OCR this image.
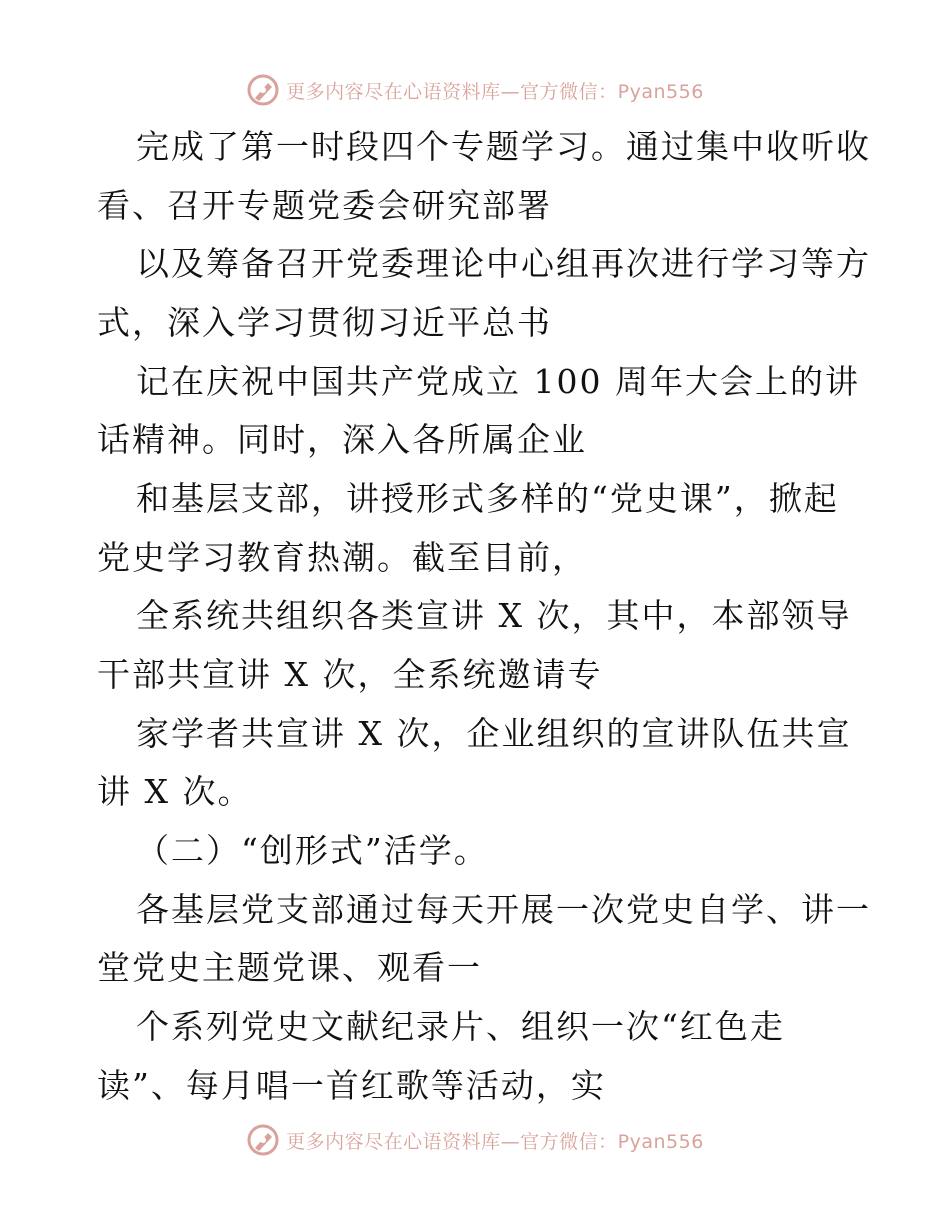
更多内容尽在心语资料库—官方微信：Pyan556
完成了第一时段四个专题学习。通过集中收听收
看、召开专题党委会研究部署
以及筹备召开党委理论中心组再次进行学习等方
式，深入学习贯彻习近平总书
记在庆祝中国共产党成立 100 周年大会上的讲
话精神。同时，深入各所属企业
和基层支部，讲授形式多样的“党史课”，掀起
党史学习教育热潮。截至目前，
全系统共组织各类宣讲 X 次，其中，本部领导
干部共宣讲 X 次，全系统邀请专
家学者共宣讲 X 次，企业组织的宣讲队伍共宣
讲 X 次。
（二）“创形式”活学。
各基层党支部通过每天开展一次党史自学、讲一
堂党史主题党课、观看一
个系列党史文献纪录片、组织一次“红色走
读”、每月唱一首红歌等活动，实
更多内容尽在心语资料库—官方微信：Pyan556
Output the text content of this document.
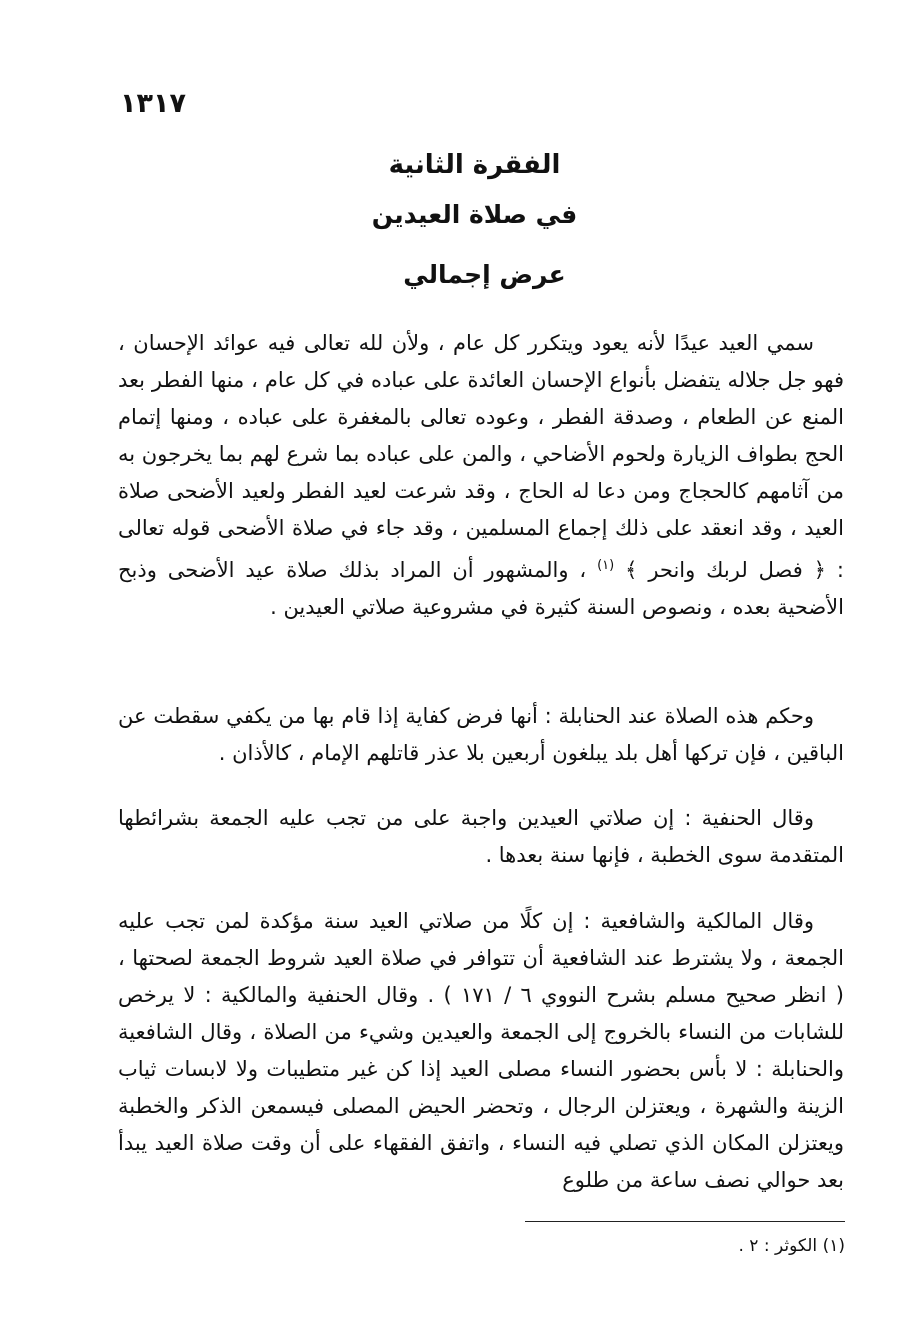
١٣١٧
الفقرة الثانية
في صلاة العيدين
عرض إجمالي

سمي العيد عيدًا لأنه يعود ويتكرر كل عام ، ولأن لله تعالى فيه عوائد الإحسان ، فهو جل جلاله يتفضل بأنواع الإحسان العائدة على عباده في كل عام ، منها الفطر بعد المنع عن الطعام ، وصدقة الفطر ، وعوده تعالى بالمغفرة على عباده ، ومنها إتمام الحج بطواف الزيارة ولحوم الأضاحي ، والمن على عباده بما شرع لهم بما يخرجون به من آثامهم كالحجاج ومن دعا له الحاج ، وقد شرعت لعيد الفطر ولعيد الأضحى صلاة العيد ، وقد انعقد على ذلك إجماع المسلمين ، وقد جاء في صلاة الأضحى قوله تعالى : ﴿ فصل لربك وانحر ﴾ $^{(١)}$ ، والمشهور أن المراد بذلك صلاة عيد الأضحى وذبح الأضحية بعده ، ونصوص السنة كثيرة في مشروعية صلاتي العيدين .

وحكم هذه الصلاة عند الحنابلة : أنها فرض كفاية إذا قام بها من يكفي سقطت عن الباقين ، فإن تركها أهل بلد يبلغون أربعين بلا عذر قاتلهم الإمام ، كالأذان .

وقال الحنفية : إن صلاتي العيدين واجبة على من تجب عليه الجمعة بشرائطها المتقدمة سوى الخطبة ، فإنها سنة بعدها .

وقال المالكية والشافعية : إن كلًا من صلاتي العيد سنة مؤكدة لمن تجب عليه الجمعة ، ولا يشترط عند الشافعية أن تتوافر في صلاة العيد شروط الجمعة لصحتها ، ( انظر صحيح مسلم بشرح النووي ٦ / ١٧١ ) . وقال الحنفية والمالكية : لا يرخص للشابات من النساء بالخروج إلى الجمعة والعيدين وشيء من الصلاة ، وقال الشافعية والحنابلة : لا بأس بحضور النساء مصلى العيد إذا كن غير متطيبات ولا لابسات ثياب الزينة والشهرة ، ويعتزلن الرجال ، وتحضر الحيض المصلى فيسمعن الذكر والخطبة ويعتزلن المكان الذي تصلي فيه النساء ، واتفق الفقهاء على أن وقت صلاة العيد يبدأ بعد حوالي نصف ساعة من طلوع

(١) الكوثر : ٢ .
════════
> Aim
Pictures excluded, quote all the data above exactly.

> Reply
OCR this image.
更多内容尽在心语资料库—官方微信：Pyan556
完成了第一时段四个专题学习。通过集中收听收
看、召开专题党委会研究部署
以及筹备召开党委理论中心组再次进行学习等方
式，深入学习贯彻习近平总书
记在庆祝中国共产党成立 100 周年大会上的讲
话精神。同时，深入各所属企业
和基层支部，讲授形式多样的“党史课”，掀起
党史学习教育热潮。截至目前，
全系统共组织各类宣讲 X 次，其中，本部领导
干部共宣讲 X 次，全系统邀请专
家学者共宣讲 X 次，企业组织的宣讲队伍共宣
讲 X 次。
（二）“创形式”活学。
各基层党支部通过每天开展一次党史自学、讲一
堂党史主题党课、观看一
个系列党史文献纪录片、组织一次“红色走
读”、每月唱一首红歌等活动，实
更多内容尽在心语资料库—官方微信：Pyan556
Output the text content of this document.
١٣١٧
الفقرة الثانية
في صلاة العيدين
عرض إجمالي

سمي العيد عيدًا لأنه يعود ويتكرر كل عام ، ولأن لله تعالى فيه عوائد الإحسان ، فهو جل جلاله يتفضل بأنواع الإحسان العائدة على عباده في كل عام ، منها الفطر بعد المنع عن الطعام ، وصدقة الفطر ، وعوده تعالى بالمغفرة على عباده ، ومنها إتمام الحج بطواف الزيارة ولحوم الأضاحي ، والمن على عباده بما شرع لهم بما يخرجون به من آثامهم كالحجاج ومن دعا له الحاج ، وقد شرعت لعيد الفطر ولعيد الأضحى صلاة العيد ، وقد انعقد على ذلك إجماع المسلمين ، وقد جاء في صلاة الأضحى قوله تعالى : ﴿ فصل لربك وانحر ﴾ $^{(١)}$ ، والمشهور أن المراد بذلك صلاة عيد الأضحى وذبح الأضحية بعده ، ونصوص السنة كثيرة في مشروعية صلاتي العيدين .

وحكم هذه الصلاة عند الحنابلة : أنها فرض كفاية إذا قام بها من يكفي سقطت عن الباقين ، فإن تركها أهل بلد يبلغون أربعين بلا عذر قاتلهم الإمام ، كالأذان .

وقال الحنفية : إن صلاتي العيدين واجبة على من تجب عليه الجمعة بشرائطها المتقدمة سوى الخطبة ، فإنها سنة بعدها .

وقال المالكية والشافعية : إن كلًا من صلاتي العيد سنة مؤكدة لمن تجب عليه الجمعة ، ولا يشترط عند الشافعية أن تتوافر في صلاة العيد شروط الجمعة لصحتها ، ( انظر صحيح مسلم بشرح النووي ٦ / ١٧١ ) . وقال الحنفية والمالكية : لا يرخص للشابات من النساء بالخروج إلى الجمعة والعيدين وشيء من الصلاة ، وقال الشافعية والحنابلة : لا بأس بحضور النساء مصلى العيد إذا كن غير متطيبات ولا لابسات ثياب الزينة والشهرة ، ويعتزلن الرجال ، وتحضر الحيض المصلى فيسمعن الذكر والخطبة ويعتزلن المكان الذي تصلي فيه النساء ، واتفق الفقهاء على أن وقت صلاة العيد يبدأ بعد حوالي نصف ساعة من طلوع

(١) الكوثر : ٢ .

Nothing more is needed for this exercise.